- **Aim**:
Repeat exactly each line of the data provided below.
BEGIN The input
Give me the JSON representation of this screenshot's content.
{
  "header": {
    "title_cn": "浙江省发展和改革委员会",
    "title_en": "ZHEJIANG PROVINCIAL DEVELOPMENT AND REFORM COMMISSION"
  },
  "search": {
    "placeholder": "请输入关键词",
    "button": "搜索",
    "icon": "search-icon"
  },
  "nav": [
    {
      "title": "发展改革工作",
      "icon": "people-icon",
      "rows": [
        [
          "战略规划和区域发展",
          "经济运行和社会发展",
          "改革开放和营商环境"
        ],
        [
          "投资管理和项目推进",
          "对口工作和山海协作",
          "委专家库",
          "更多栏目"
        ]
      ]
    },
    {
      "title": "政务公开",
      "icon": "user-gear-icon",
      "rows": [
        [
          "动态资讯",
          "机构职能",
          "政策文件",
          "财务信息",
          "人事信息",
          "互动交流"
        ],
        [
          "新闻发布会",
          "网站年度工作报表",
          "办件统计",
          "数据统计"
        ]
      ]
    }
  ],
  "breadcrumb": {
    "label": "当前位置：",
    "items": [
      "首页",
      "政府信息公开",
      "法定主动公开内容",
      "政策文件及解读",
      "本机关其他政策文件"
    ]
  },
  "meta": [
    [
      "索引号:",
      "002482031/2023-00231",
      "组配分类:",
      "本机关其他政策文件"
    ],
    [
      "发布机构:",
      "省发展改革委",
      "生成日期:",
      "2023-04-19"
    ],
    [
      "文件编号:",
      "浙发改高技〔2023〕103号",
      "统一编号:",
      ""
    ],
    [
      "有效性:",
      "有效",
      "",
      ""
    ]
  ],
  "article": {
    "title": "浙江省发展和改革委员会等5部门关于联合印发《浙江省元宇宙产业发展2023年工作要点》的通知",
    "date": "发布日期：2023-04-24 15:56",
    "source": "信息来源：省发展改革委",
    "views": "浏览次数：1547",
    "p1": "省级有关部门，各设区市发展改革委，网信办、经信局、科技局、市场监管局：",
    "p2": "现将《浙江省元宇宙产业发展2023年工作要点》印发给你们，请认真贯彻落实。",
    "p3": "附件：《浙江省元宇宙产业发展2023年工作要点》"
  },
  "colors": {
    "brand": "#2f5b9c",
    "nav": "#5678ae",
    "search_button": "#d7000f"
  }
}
END The input
- **In response**:
Give me the JSON representation of this screenshot's content.
{
  "header": {
    "title_cn": "浙江省发展和改革委员会",
    "title_en": "ZHEJIANG PROVINCIAL DEVELOPMENT AND REFORM COMMISSION"
  },
  "search": {
    "placeholder": "请输入关键词",
    "button": "搜索",
    "icon": "search-icon"
  },
  "nav": [
    {
      "title": "发展改革工作",
      "icon": "people-icon",
      "rows": [
        [
          "战略规划和区域发展",
          "经济运行和社会发展",
          "改革开放和营商环境"
        ],
        [
          "投资管理和项目推进",
          "对口工作和山海协作",
          "委专家库",
          "更多栏目"
        ]
      ]
    },
    {
      "title": "政务公开",
      "icon": "user-gear-icon",
      "rows": [
        [
          "动态资讯",
          "机构职能",
          "政策文件",
          "财务信息",
          "人事信息",
          "互动交流"
        ],
        [
          "新闻发布会",
          "网站年度工作报表",
          "办件统计",
          "数据统计"
        ]
      ]
    }
  ],
  "breadcrumb": {
    "label": "当前位置：",
    "items": [
      "首页",
      "政府信息公开",
      "法定主动公开内容",
      "政策文件及解读",
      "本机关其他政策文件"
    ]
  },
  "meta": [
    [
      "索引号:",
      "002482031/2023-00231",
      "组配分类:",
      "本机关其他政策文件"
    ],
    [
      "发布机构:",
      "省发展改革委",
      "生成日期:",
      "2023-04-19"
    ],
    [
      "文件编号:",
      "浙发改高技〔2023〕103号",
      "统一编号:",
      ""
    ],
    [
      "有效性:",
      "有效",
      "",
      ""
    ]
  ],
  "article": {
    "title": "浙江省发展和改革委员会等5部门关于联合印发《浙江省元宇宙产业发展2023年工作要点》的通知",
    "date": "发布日期：2023-04-24 15:56",
    "source": "信息来源：省发展改革委",
    "views": "浏览次数：1547",
    "p1": "省级有关部门，各设区市发展改革委，网信办、经信局、科技局、市场监管局：",
    "p2": "现将《浙江省元宇宙产业发展2023年工作要点》印发给你们，请认真贯彻落实。",
    "p3": "附件：《浙江省元宇宙产业发展2023年工作要点》"
  },
  "colors": {
    "brand": "#2f5b9c",
    "nav": "#5678ae",
    "search_button": "#d7000f"
  }
}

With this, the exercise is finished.